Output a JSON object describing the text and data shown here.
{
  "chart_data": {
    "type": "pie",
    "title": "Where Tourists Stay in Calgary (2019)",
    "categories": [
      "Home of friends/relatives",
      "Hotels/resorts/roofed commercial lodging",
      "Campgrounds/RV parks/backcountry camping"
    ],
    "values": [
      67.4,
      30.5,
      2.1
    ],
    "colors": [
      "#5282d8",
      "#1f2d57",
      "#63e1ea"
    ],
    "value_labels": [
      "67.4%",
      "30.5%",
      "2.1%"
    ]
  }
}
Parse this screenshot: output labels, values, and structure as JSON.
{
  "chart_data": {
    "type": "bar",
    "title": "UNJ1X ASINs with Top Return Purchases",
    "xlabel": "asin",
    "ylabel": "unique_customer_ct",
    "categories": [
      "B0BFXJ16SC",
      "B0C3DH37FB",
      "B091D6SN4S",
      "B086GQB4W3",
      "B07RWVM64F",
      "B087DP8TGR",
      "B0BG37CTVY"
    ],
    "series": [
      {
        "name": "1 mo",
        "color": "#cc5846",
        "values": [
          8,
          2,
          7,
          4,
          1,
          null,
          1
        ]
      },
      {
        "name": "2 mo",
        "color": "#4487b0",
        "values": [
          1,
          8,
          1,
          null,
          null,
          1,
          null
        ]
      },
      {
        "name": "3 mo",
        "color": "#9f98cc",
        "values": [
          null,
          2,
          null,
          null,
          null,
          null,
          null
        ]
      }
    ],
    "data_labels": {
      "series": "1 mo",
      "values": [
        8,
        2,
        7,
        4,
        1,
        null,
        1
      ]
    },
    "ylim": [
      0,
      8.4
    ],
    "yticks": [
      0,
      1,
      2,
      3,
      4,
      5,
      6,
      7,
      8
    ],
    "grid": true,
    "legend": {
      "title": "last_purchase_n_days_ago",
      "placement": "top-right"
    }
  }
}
== == ==
_Directions_: Select every line where the word "title" occurs.

_Task answer_:
    "title": "Where Tourists Stay in Calgary (2019)",
    "title": "UNJ1X ASINs with Top Return Purchases",
      "title": "last_purchase_n_days_ago",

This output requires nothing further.